> Problem requirements: Look through the entries below and report how many lines hold the string "fall". Only the number is wanted.

[Collection entries]
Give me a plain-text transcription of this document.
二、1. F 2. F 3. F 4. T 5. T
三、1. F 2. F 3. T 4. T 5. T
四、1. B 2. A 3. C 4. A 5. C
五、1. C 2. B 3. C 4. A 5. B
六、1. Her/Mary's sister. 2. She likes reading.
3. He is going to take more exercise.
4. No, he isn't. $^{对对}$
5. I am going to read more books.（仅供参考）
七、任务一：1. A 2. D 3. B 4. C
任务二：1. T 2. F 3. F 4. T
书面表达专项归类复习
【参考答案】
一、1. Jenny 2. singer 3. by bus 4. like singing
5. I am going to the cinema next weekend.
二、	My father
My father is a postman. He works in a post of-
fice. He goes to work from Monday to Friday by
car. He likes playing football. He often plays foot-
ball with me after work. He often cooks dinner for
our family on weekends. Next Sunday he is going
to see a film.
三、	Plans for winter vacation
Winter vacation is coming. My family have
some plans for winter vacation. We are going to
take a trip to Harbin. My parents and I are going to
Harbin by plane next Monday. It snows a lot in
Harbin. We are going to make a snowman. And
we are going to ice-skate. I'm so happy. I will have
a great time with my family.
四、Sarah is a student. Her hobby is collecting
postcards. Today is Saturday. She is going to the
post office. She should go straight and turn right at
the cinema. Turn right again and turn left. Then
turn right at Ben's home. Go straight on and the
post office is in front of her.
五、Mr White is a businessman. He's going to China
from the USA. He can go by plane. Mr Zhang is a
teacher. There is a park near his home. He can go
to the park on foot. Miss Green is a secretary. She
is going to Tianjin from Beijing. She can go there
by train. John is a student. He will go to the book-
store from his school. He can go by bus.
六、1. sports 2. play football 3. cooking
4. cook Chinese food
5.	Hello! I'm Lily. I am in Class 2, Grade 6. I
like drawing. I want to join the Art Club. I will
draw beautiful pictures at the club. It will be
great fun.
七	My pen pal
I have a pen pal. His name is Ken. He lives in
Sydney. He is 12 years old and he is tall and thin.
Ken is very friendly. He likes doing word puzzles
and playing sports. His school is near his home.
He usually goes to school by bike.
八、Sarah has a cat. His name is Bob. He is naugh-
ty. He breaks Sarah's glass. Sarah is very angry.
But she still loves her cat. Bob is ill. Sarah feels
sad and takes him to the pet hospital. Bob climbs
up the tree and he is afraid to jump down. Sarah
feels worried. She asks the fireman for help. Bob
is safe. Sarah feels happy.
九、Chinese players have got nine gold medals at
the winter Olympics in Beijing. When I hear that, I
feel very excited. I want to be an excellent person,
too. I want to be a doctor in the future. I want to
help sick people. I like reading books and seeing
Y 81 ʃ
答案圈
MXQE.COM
--
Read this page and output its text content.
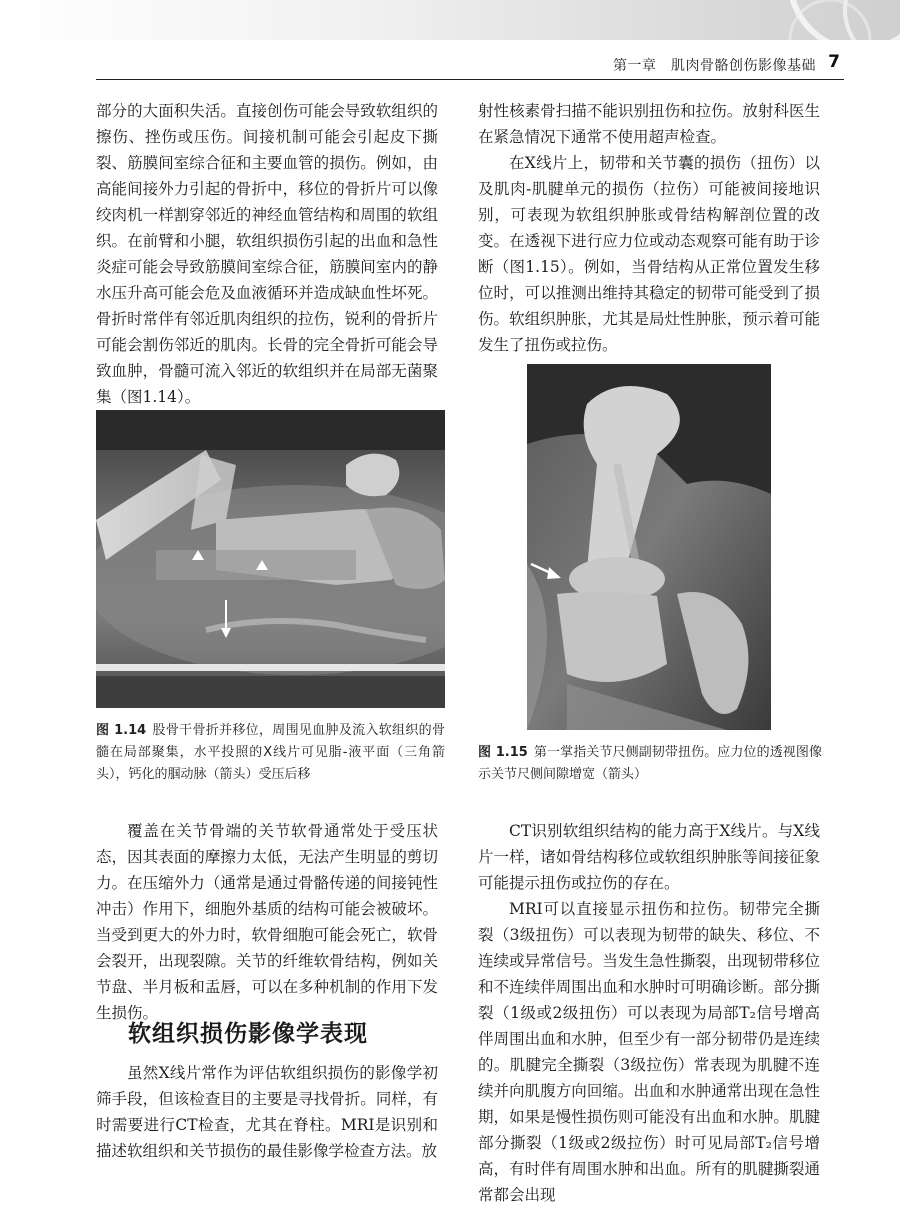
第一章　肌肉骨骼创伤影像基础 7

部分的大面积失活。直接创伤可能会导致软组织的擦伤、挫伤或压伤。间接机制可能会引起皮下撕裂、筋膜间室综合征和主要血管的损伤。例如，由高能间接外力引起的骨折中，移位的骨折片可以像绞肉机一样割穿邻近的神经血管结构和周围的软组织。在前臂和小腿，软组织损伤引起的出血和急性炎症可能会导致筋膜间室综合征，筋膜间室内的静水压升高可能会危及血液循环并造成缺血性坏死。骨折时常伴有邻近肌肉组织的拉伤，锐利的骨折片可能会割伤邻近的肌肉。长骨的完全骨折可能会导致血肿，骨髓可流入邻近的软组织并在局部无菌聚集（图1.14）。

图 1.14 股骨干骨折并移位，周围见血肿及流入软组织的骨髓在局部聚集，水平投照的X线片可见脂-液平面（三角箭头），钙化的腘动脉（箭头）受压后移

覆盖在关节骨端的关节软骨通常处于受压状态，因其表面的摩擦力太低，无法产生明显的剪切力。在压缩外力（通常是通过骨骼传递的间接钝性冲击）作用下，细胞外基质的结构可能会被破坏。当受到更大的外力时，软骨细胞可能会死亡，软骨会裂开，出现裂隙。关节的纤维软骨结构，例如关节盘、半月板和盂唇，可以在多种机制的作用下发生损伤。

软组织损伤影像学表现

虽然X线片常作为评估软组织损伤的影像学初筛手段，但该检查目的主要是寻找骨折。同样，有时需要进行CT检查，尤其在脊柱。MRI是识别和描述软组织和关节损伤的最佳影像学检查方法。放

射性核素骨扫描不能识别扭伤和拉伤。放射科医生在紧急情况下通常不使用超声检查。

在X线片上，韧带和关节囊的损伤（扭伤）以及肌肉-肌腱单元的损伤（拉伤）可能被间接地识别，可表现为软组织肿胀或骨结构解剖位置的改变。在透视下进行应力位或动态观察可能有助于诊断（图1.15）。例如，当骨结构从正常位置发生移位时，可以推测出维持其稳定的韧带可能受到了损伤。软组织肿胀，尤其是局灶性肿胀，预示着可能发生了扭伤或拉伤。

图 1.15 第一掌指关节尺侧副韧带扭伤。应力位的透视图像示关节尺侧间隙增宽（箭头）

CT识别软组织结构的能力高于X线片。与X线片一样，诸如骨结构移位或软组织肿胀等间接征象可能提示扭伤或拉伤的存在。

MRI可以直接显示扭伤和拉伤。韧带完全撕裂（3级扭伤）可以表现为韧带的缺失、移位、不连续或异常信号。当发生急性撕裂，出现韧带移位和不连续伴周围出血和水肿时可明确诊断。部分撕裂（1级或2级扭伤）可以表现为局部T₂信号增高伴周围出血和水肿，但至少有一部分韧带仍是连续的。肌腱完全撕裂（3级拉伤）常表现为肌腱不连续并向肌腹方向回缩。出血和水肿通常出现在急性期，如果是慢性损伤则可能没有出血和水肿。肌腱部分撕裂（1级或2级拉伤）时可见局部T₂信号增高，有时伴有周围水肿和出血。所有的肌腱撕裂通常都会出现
---
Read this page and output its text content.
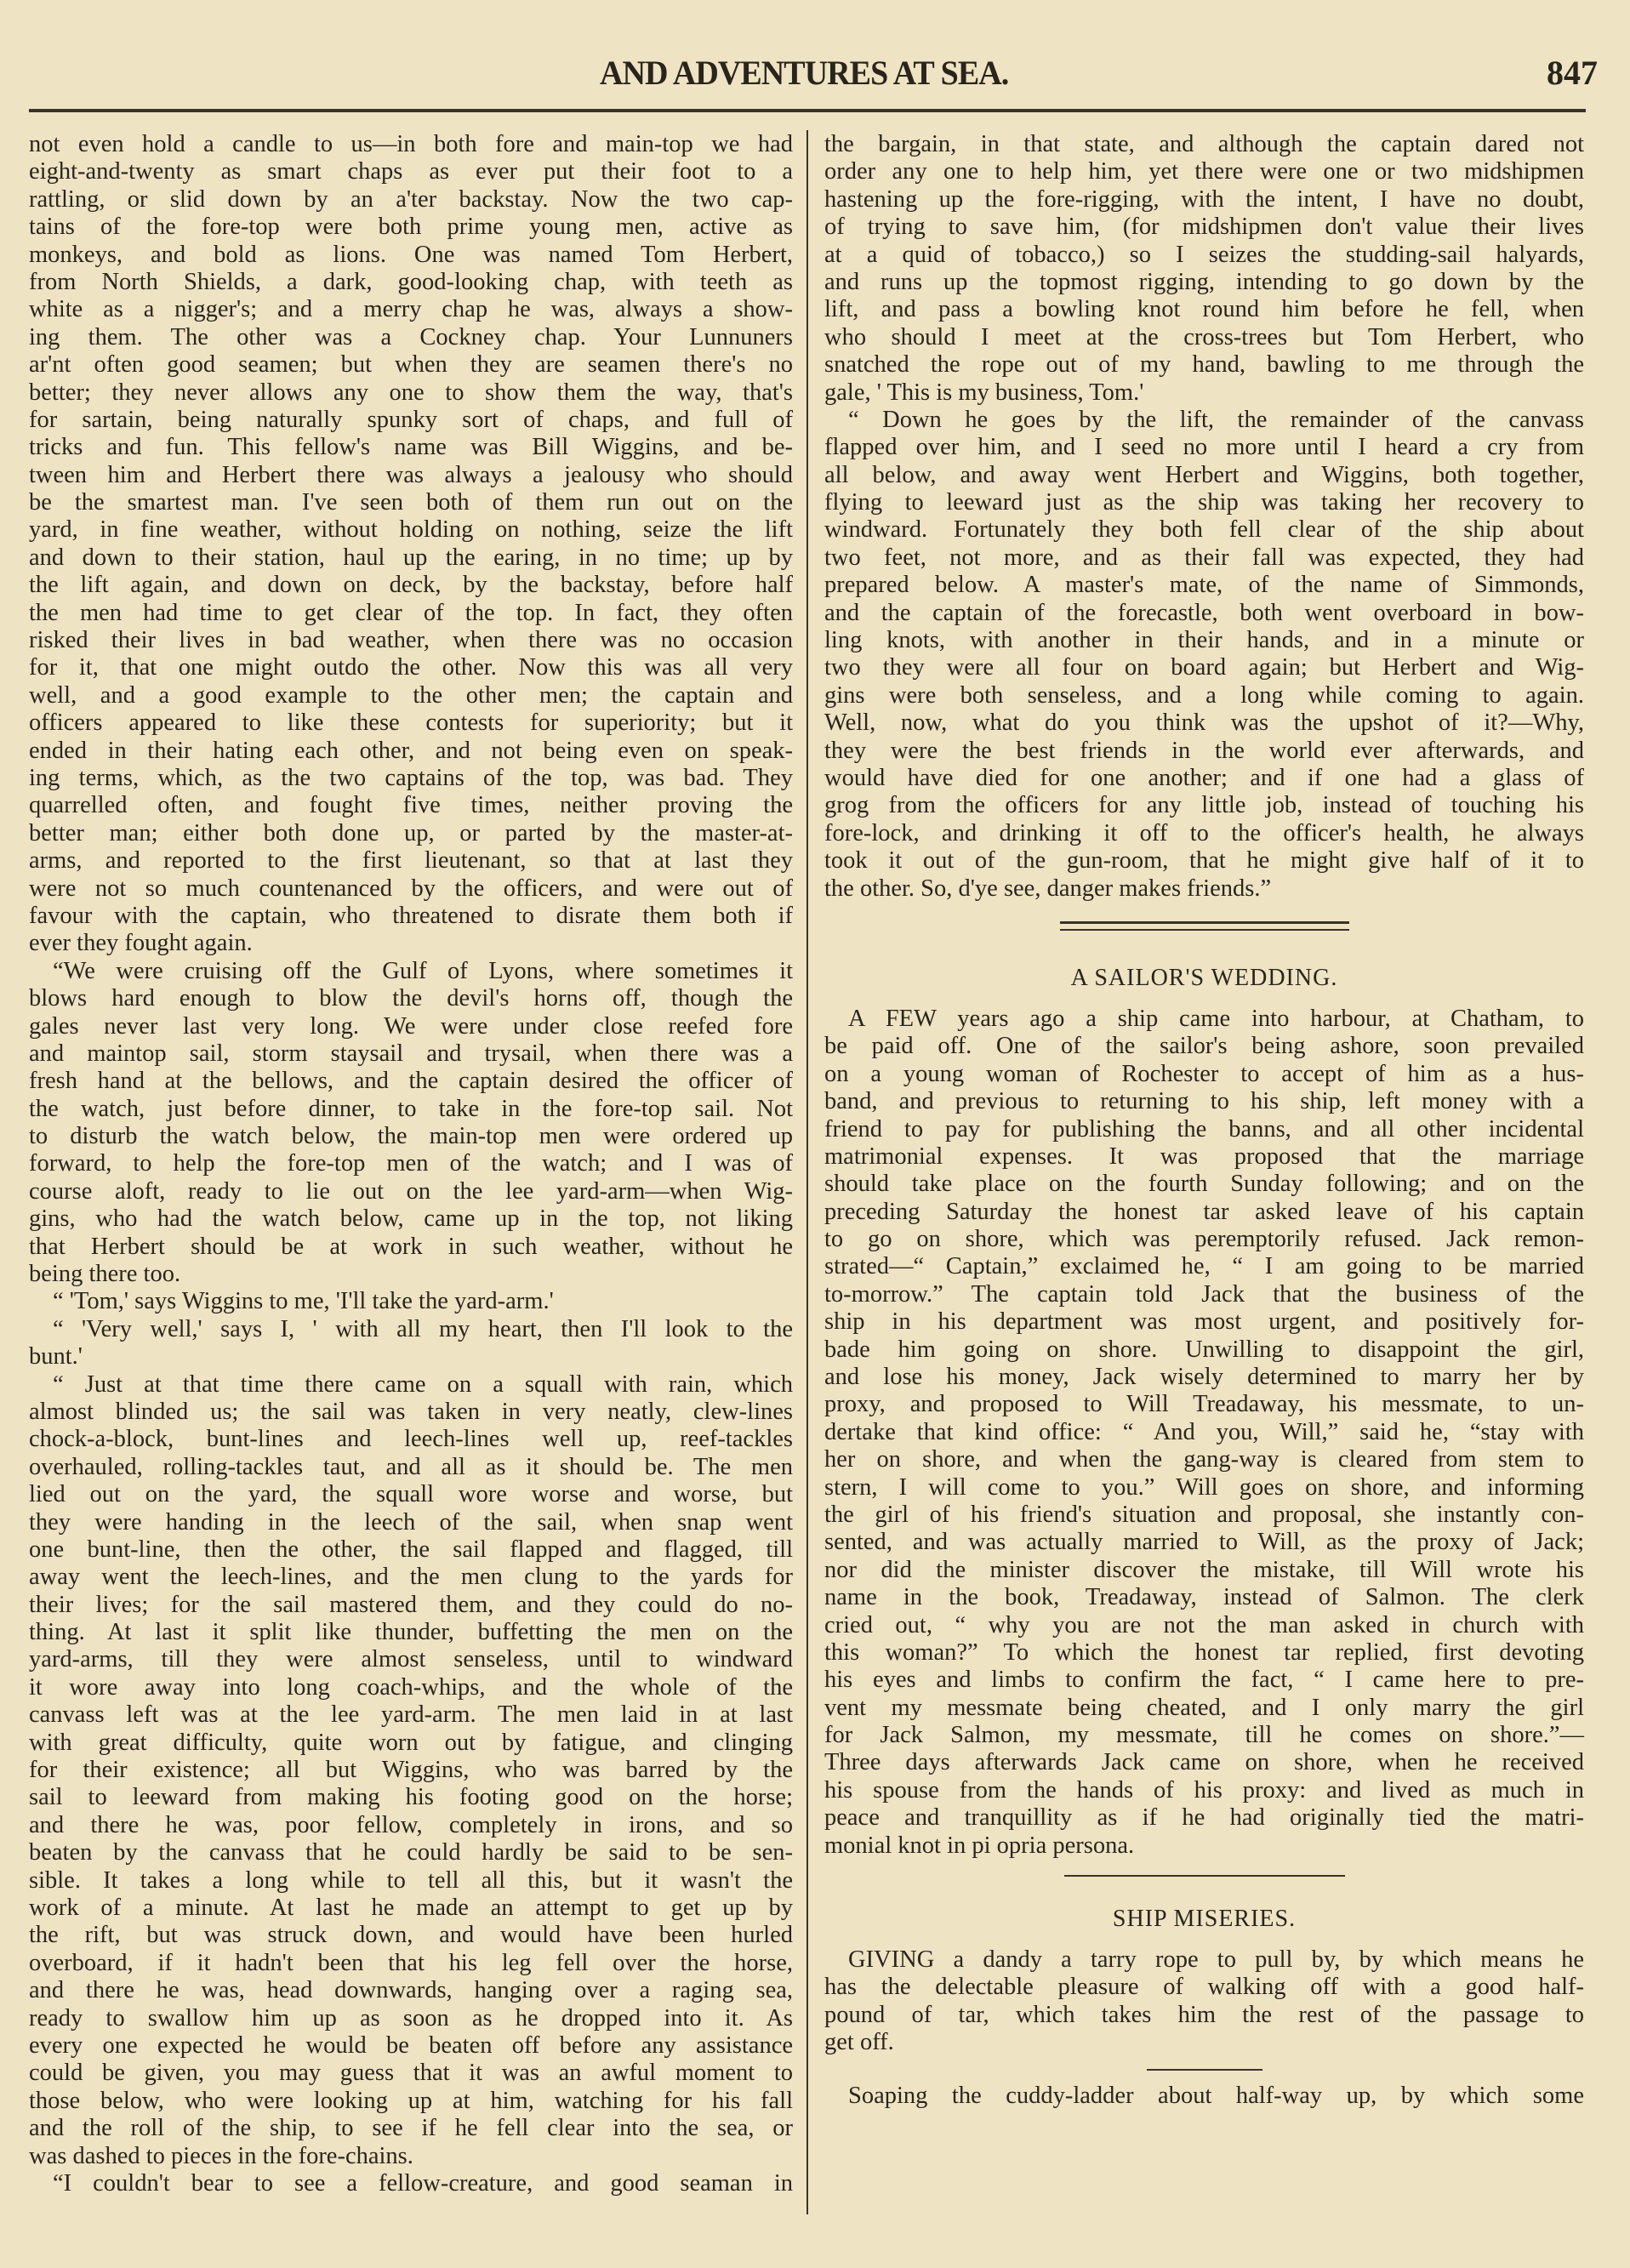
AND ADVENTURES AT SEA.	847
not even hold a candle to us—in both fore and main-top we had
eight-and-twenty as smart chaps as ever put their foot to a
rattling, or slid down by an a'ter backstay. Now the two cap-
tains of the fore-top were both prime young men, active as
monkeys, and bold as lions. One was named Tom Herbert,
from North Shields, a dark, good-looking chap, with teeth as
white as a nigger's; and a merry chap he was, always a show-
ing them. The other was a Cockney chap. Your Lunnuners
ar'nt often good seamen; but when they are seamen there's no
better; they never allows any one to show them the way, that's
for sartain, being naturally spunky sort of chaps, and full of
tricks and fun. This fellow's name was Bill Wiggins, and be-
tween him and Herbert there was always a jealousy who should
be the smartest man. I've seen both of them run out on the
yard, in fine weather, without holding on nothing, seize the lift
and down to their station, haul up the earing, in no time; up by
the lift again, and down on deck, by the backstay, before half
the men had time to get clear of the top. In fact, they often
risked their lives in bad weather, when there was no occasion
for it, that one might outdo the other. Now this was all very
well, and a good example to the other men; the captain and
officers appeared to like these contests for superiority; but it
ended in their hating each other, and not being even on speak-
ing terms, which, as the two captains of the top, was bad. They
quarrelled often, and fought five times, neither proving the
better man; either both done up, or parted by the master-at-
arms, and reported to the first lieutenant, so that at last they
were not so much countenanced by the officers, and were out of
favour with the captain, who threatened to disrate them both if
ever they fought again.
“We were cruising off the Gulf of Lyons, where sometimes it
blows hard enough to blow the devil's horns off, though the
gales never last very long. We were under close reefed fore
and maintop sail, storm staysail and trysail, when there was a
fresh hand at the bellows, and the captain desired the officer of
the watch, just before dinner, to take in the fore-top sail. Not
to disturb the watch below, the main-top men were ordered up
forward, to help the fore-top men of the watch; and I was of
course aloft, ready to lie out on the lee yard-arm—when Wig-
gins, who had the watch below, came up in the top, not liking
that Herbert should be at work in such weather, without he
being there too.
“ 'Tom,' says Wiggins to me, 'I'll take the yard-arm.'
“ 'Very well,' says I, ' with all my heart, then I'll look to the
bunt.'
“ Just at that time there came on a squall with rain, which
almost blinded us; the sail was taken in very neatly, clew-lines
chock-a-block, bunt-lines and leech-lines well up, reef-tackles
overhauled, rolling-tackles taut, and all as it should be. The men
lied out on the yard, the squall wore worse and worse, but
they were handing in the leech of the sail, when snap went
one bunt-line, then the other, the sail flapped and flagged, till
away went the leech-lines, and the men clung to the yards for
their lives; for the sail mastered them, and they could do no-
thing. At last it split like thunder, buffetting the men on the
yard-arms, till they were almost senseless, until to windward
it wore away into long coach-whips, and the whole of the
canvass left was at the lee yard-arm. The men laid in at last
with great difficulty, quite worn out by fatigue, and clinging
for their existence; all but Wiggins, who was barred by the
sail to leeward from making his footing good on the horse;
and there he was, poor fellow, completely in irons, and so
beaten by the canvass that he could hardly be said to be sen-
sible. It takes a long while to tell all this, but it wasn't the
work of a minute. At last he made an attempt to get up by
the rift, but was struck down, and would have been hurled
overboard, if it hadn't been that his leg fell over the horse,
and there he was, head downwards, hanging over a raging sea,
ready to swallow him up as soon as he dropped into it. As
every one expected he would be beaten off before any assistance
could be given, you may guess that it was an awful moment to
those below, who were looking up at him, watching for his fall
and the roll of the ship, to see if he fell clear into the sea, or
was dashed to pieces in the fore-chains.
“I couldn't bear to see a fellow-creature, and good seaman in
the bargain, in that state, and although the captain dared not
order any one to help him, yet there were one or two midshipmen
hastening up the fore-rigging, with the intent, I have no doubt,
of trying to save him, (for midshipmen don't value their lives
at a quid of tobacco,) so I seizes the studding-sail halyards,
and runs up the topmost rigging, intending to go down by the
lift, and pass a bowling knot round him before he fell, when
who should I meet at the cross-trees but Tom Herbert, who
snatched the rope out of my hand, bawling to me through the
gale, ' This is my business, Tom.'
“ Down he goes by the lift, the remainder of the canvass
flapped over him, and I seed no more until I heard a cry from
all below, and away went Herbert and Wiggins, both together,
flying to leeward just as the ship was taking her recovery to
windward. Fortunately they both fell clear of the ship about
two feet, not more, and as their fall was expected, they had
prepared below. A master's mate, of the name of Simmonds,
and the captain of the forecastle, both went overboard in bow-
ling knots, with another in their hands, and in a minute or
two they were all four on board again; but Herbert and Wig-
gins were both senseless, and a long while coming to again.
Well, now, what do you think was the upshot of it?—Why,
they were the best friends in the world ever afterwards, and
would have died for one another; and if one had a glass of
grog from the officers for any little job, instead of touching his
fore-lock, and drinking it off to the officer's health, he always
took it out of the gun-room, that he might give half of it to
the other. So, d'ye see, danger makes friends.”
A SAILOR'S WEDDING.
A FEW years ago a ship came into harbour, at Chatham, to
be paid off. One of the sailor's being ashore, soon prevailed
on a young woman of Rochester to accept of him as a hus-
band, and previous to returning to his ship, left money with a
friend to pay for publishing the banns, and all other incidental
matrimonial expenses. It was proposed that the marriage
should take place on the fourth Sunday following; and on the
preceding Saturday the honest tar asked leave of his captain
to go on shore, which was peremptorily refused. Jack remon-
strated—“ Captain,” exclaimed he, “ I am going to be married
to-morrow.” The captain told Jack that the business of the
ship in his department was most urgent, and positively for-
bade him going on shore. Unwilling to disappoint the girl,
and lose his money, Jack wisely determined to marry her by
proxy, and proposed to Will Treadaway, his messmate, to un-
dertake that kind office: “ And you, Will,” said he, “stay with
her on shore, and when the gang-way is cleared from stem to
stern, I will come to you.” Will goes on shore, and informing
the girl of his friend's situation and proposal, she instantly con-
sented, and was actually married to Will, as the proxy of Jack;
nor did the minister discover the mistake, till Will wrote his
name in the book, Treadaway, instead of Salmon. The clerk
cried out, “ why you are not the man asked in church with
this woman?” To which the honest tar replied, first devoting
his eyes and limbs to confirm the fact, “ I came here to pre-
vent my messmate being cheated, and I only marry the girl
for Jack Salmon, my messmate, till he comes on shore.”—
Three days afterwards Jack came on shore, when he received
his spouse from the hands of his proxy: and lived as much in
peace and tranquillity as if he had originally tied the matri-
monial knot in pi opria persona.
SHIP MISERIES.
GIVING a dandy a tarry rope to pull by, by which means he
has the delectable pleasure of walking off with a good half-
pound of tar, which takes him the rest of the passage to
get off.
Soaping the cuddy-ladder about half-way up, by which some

> Exercise solution: 2